• **Exercise aim**:
In the listing that follows, count the lines holding the word "name" and report only that number.

• **Provided data**:

★ ★ ★ ★ ★

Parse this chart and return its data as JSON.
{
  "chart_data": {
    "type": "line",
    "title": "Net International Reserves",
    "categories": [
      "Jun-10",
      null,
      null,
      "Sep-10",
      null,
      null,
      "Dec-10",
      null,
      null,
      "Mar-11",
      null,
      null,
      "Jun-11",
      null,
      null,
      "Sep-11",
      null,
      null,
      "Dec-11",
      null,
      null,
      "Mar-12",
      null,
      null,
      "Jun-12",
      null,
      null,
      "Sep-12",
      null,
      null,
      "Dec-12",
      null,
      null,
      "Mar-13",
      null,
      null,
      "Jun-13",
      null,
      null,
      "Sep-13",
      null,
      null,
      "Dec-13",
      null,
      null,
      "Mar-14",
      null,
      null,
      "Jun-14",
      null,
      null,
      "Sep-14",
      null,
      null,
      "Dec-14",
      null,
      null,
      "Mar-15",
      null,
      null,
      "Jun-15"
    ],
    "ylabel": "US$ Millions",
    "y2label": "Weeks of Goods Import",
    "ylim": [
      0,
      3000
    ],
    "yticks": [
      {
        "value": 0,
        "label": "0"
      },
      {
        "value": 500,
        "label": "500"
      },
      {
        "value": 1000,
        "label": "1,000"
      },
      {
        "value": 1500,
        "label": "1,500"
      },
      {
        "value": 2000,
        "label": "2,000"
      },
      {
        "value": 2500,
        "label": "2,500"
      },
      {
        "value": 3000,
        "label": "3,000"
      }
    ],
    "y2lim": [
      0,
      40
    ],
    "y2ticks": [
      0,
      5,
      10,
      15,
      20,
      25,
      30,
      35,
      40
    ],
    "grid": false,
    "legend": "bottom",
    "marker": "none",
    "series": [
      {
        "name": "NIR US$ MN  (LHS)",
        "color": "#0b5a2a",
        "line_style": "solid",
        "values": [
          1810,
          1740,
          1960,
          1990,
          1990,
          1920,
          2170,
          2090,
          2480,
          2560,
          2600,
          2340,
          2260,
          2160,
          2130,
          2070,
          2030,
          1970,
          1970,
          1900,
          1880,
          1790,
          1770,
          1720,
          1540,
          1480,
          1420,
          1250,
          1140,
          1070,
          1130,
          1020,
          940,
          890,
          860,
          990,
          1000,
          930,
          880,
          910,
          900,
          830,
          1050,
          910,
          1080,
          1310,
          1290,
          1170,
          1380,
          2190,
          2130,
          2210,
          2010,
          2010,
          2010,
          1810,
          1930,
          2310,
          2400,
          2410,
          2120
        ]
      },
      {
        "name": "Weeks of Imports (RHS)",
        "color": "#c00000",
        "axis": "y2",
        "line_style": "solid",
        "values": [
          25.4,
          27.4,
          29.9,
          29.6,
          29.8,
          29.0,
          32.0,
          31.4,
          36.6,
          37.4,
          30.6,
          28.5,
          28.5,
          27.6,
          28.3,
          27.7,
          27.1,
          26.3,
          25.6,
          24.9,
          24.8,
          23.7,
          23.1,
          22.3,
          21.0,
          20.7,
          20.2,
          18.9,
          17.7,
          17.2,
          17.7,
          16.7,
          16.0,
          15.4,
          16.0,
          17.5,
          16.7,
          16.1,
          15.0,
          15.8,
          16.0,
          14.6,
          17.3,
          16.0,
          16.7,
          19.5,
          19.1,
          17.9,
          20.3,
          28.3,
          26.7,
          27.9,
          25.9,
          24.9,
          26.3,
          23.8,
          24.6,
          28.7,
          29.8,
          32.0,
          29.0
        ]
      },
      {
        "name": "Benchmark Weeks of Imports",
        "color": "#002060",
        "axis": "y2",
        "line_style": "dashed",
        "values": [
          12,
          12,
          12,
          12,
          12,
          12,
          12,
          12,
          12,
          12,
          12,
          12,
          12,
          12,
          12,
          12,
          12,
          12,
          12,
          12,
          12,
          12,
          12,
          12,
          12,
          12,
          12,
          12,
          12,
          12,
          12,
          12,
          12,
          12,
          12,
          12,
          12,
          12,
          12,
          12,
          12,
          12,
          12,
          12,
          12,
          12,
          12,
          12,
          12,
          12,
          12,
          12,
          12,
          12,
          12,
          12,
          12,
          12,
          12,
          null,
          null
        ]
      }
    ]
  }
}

★ ★ ★ ★ ★

• **Full response**:
3